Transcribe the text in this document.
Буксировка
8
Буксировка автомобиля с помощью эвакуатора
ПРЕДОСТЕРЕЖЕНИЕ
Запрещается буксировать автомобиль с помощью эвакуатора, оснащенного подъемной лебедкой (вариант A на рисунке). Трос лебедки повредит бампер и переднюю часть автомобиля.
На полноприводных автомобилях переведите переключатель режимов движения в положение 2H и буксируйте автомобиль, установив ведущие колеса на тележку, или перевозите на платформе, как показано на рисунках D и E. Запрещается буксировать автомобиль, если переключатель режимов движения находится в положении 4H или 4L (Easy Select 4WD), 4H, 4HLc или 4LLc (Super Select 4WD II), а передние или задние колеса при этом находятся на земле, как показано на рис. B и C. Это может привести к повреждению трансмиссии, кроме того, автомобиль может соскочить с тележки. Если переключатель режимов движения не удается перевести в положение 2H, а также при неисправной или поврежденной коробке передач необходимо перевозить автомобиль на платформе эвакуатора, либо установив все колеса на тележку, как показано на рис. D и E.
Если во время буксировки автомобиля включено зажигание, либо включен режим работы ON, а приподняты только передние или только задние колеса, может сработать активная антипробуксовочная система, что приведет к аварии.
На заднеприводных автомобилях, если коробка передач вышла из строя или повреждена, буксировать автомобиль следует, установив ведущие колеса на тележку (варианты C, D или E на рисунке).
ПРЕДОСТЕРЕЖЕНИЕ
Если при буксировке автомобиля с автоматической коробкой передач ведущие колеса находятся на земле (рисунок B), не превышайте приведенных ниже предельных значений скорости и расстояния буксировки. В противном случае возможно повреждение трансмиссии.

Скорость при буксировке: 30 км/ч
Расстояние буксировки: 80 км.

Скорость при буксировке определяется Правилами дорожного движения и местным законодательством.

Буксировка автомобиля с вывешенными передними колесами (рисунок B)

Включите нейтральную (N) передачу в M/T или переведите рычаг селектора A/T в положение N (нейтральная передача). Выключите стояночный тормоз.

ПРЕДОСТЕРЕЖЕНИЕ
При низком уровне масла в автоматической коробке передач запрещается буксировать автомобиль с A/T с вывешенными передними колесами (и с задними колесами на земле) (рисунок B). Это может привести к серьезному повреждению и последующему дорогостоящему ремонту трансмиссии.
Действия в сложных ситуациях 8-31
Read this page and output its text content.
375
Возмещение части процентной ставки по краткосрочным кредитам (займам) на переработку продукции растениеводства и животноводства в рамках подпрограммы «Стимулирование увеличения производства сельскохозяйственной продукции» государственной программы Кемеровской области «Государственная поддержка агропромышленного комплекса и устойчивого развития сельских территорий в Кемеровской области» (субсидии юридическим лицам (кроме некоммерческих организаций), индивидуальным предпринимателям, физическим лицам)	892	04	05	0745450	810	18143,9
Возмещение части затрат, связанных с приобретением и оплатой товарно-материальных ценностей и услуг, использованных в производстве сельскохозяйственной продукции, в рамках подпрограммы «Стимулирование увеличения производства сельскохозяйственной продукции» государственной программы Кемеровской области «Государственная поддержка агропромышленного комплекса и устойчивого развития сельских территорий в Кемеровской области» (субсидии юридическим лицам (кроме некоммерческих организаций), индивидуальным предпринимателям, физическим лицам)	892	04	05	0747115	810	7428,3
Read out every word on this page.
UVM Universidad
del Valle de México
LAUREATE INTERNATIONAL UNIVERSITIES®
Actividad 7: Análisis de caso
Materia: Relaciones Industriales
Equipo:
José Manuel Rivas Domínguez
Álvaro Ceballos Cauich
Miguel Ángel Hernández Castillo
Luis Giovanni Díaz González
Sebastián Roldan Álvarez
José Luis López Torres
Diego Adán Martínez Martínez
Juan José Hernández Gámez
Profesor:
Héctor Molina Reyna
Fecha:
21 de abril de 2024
▬▬▬▬▬▬
◆ What is asked ◆
Write out exactly the lines starting with the one that holds "Read out every word on this page." and running through the last line above.

◆ Response to this exercise ◆
Read out every word on this page.
UVM Universidad
del Valle de México
LAUREATE INTERNATIONAL UNIVERSITIES®
Actividad 7: Análisis de caso
Materia: Relaciones Industriales
Equipo:
José Manuel Rivas Domínguez
Álvaro Ceballos Cauich
Miguel Ángel Hernández Castillo
Luis Giovanni Díaz González
Sebastián Roldan Álvarez
José Luis López Torres
Diego Adán Martínez Martínez
Juan José Hernández Gámez
Profesor:
Héctor Molina Reyna
Fecha:
21 de abril de 2024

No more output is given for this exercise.